• [OBJECTIVE]:
Omit every picture and return the rest of the data unaltered.

• [EXERCISE INPUT]:

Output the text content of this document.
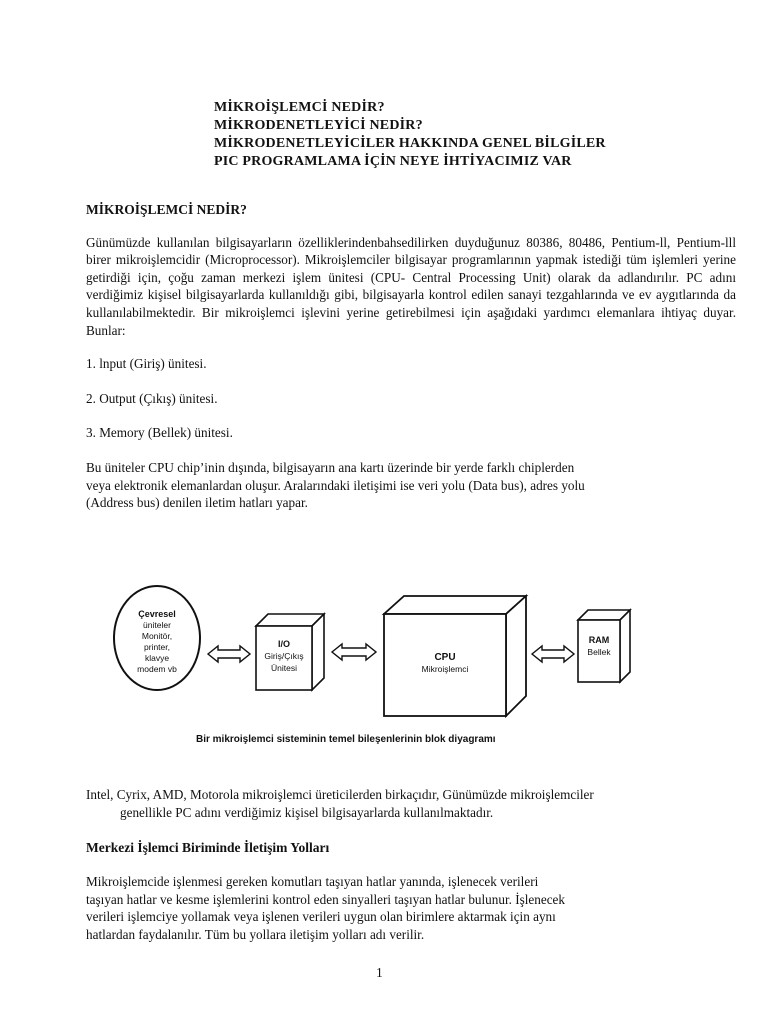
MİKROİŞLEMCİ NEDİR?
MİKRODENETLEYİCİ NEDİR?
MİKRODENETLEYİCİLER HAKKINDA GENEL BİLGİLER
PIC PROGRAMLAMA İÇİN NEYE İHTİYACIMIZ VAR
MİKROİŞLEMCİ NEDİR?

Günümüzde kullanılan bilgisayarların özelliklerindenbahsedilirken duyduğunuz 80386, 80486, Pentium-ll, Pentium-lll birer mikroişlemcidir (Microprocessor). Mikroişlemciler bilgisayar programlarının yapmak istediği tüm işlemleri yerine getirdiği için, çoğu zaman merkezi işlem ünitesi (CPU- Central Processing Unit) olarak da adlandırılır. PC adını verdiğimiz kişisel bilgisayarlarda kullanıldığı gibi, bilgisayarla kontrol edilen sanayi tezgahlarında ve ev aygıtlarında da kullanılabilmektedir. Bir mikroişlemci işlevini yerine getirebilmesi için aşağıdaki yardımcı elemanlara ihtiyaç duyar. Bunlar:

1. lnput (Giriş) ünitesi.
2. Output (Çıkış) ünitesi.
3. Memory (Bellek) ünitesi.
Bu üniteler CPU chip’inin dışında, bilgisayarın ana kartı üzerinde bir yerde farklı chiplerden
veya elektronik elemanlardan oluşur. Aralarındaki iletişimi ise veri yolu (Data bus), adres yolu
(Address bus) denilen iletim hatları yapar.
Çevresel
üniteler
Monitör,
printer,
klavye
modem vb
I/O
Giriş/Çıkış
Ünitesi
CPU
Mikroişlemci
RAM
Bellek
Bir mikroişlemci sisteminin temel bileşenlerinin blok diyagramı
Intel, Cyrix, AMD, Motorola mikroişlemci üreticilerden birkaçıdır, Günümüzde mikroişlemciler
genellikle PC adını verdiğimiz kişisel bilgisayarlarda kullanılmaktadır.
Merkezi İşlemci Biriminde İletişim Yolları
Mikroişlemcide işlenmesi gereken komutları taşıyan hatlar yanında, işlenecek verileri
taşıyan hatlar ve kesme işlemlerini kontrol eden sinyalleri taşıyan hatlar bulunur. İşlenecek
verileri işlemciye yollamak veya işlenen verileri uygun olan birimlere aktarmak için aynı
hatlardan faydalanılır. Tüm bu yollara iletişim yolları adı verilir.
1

• [OUTPUT OF THE TASK]:
Output the text content of this document.
MİKROİŞLEMCİ NEDİR?
MİKRODENETLEYİCİ NEDİR?
MİKRODENETLEYİCİLER HAKKINDA GENEL BİLGİLER
PIC PROGRAMLAMA İÇİN NEYE İHTİYACIMIZ VAR
MİKROİŞLEMCİ NEDİR?

Günümüzde kullanılan bilgisayarların özelliklerindenbahsedilirken duyduğunuz 80386, 80486, Pentium-ll, Pentium-lll birer mikroişlemcidir (Microprocessor). Mikroişlemciler bilgisayar programlarının yapmak istediği tüm işlemleri yerine getirdiği için, çoğu zaman merkezi işlem ünitesi (CPU- Central Processing Unit) olarak da adlandırılır. PC adını verdiğimiz kişisel bilgisayarlarda kullanıldığı gibi, bilgisayarla kontrol edilen sanayi tezgahlarında ve ev aygıtlarında da kullanılabilmektedir. Bir mikroişlemci işlevini yerine getirebilmesi için aşağıdaki yardımcı elemanlara ihtiyaç duyar. Bunlar:

1. lnput (Giriş) ünitesi.
2. Output (Çıkış) ünitesi.
3. Memory (Bellek) ünitesi.
Bu üniteler CPU chip’inin dışında, bilgisayarın ana kartı üzerinde bir yerde farklı chiplerden
veya elektronik elemanlardan oluşur. Aralarındaki iletişimi ise veri yolu (Data bus), adres yolu
(Address bus) denilen iletim hatları yapar.
Çevresel
üniteler
Monitör,
printer,
klavye
modem vb
I/O
Giriş/Çıkış
Ünitesi
CPU
Mikroişlemci
RAM
Bellek
Bir mikroişlemci sisteminin temel bileşenlerinin blok diyagramı
Intel, Cyrix, AMD, Motorola mikroişlemci üreticilerden birkaçıdır, Günümüzde mikroişlemciler
genellikle PC adını verdiğimiz kişisel bilgisayarlarda kullanılmaktadır.
Merkezi İşlemci Biriminde İletişim Yolları
Mikroişlemcide işlenmesi gereken komutları taşıyan hatlar yanında, işlenecek verileri
taşıyan hatlar ve kesme işlemlerini kontrol eden sinyalleri taşıyan hatlar bulunur. İşlenecek
verileri işlemciye yollamak veya işlenen verileri uygun olan birimlere aktarmak için aynı
hatlardan faydalanılır. Tüm bu yollara iletişim yolları adı verilir.
1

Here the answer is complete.